§ Direction
Format the entries from the first line through the line containing "tab-sketch[interactable]: Sketch xyxy=(80,121,148,145)", inclusive, as a numbered list, leaving out any blank lines.
# Dataset records start
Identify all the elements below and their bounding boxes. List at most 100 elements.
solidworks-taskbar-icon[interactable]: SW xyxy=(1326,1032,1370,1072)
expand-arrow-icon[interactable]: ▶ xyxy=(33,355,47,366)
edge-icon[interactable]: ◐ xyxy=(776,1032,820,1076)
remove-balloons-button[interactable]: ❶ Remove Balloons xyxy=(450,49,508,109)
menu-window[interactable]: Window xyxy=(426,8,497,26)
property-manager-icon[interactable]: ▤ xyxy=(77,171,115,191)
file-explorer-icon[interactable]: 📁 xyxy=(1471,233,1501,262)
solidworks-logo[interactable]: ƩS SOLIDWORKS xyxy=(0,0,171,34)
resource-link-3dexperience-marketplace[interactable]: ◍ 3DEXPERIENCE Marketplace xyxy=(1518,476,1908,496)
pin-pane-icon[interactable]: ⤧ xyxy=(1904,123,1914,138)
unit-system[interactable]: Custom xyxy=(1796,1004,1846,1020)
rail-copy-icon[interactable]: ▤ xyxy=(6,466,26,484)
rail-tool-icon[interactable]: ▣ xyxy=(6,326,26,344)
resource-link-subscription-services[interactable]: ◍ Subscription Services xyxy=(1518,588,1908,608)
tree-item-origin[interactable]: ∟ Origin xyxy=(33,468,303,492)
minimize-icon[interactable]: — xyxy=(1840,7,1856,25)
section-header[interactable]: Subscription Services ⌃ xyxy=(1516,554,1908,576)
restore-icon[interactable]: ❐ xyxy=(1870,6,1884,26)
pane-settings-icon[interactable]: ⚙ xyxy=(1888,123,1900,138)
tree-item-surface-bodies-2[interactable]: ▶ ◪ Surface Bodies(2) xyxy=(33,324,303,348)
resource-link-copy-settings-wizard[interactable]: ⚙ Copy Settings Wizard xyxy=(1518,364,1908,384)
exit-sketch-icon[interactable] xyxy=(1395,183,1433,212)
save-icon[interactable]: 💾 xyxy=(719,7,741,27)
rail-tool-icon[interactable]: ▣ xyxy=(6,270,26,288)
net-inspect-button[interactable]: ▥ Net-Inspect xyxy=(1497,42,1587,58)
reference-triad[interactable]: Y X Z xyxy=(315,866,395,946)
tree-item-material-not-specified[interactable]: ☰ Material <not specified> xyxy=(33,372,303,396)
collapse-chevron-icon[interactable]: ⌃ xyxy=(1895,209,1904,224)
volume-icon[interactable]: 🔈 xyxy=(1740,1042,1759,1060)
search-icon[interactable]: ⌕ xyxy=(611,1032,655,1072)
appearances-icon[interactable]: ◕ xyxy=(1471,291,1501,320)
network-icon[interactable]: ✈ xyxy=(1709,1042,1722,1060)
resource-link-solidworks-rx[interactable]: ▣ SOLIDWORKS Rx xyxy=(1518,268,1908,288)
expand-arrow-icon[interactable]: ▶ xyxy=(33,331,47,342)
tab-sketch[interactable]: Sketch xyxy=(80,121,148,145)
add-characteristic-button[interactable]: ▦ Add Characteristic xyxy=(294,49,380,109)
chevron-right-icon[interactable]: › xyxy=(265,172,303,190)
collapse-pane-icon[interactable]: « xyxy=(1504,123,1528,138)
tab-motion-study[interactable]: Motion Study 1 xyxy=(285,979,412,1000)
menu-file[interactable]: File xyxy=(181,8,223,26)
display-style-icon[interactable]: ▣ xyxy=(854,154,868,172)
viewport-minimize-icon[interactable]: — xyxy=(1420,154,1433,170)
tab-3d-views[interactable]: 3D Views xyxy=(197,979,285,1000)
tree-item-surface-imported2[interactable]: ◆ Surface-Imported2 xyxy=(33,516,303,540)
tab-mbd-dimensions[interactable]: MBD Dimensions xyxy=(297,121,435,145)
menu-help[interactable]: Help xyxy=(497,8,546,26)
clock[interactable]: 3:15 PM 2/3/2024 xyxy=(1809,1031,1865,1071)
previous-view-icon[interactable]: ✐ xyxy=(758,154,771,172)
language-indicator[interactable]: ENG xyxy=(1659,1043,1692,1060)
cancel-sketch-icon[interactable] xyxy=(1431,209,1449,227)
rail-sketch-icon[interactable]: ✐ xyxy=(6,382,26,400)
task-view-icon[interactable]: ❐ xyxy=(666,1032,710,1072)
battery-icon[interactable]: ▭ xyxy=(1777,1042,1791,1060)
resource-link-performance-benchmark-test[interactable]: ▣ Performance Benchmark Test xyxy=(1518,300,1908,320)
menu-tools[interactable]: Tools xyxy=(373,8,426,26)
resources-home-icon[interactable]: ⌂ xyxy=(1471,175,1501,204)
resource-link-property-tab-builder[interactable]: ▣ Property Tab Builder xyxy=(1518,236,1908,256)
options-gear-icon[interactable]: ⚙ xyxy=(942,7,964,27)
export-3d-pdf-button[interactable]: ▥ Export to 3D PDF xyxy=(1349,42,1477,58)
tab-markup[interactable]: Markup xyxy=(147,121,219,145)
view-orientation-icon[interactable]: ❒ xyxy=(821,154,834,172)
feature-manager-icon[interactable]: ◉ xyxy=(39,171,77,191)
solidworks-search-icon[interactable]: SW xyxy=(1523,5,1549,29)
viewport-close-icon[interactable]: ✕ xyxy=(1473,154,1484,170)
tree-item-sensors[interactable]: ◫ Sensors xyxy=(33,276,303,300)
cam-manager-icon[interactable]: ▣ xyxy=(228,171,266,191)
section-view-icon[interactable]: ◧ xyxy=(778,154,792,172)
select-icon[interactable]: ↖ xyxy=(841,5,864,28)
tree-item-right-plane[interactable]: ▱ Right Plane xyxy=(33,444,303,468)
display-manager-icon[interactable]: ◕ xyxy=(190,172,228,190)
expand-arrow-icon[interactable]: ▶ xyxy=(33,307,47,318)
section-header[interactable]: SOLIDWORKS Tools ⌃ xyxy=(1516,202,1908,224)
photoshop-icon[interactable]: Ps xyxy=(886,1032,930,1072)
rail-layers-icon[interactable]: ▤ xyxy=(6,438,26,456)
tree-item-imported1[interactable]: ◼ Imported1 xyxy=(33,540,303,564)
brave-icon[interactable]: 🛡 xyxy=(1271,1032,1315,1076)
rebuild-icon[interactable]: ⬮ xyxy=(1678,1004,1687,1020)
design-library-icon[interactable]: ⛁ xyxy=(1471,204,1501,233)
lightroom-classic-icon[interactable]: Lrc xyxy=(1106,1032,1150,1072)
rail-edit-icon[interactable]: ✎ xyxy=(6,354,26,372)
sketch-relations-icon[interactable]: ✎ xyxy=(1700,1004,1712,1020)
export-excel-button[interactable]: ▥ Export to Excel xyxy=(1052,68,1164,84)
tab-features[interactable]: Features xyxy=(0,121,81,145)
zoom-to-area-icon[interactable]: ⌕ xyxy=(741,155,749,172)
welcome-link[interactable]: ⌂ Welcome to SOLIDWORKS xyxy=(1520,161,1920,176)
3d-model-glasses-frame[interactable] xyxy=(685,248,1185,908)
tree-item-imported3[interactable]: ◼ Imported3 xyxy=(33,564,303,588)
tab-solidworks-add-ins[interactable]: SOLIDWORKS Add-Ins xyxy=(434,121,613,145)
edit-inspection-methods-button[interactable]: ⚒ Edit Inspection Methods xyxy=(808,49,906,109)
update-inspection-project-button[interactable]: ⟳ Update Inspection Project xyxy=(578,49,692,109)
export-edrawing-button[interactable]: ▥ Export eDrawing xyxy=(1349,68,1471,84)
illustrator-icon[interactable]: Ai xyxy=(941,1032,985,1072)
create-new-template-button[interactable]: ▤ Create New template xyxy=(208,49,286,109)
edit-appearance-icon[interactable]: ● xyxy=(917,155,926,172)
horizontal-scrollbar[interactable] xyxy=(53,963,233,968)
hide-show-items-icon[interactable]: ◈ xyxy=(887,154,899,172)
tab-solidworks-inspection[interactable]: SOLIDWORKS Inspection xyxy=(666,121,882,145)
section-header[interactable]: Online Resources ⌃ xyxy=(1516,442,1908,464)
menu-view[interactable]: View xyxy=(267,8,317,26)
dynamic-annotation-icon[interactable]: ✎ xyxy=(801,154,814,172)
# Dataset records end
§ Result for this exercise
1. Identify all the elements below and their bounding boxes. List at most 100 elements.
2. solidworks-taskbar-icon[interactable]: SW xyxy=(1326,1032,1370,1072)
3. expand-arrow-icon[interactable]: ▶ xyxy=(33,355,47,366)
4. edge-icon[interactable]: ◐ xyxy=(776,1032,820,1076)
5. remove-balloons-button[interactable]: ❶ Remove Balloons xyxy=(450,49,508,109)
6. menu-window[interactable]: Window xyxy=(426,8,497,26)
7. property-manager-icon[interactable]: ▤ xyxy=(77,171,115,191)
8. file-explorer-icon[interactable]: 📁 xyxy=(1471,233,1501,262)
9. solidworks-logo[interactable]: ƩS SOLIDWORKS xyxy=(0,0,171,34)
10. resource-link-3dexperience-marketplace[interactable]: ◍ 3DEXPERIENCE Marketplace xyxy=(1518,476,1908,496)
11. pin-pane-icon[interactable]: ⤧ xyxy=(1904,123,1914,138)
12. unit-system[interactable]: Custom xyxy=(1796,1004,1846,1020)
13. rail-copy-icon[interactable]: ▤ xyxy=(6,466,26,484)
14. rail-tool-icon[interactable]: ▣ xyxy=(6,326,26,344)
15. resource-link-subscription-services[interactable]: ◍ Subscription Services xyxy=(1518,588,1908,608)
16. tree-item-origin[interactable]: ∟ Origin xyxy=(33,468,303,492)
17. minimize-icon[interactable]: — xyxy=(1840,7,1856,25)
18. section-header[interactable]: Subscription Services ⌃ xyxy=(1516,554,1908,576)
19. restore-icon[interactable]: ❐ xyxy=(1870,6,1884,26)
20. pane-settings-icon[interactable]: ⚙ xyxy=(1888,123,1900,138)
21. tree-item-surface-bodies-2[interactable]: ▶ ◪ Surface Bodies(2) xyxy=(33,324,303,348)
22. resource-link-copy-settings-wizard[interactable]: ⚙ Copy Settings Wizard xyxy=(1518,364,1908,384)
23. exit-sketch-icon[interactable] xyxy=(1395,183,1433,212)
24. save-icon[interactable]: 💾 xyxy=(719,7,741,27)
25. rail-tool-icon[interactable]: ▣ xyxy=(6,270,26,288)
26. net-inspect-button[interactable]: ▥ Net-Inspect xyxy=(1497,42,1587,58)
27. reference-triad[interactable]: Y X Z xyxy=(315,866,395,946)
28. tree-item-material-not-specified[interactable]: ☰ Material <not specified> xyxy=(33,372,303,396)
29. collapse-chevron-icon[interactable]: ⌃ xyxy=(1895,209,1904,224)
30. volume-icon[interactable]: 🔈 xyxy=(1740,1042,1759,1060)
31. search-icon[interactable]: ⌕ xyxy=(611,1032,655,1072)
32. appearances-icon[interactable]: ◕ xyxy=(1471,291,1501,320)
33. network-icon[interactable]: ✈ xyxy=(1709,1042,1722,1060)
34. resource-link-solidworks-rx[interactable]: ▣ SOLIDWORKS Rx xyxy=(1518,268,1908,288)
35. expand-arrow-icon[interactable]: ▶ xyxy=(33,331,47,342)
36. tab-sketch[interactable]: Sketch xyxy=(80,121,148,145)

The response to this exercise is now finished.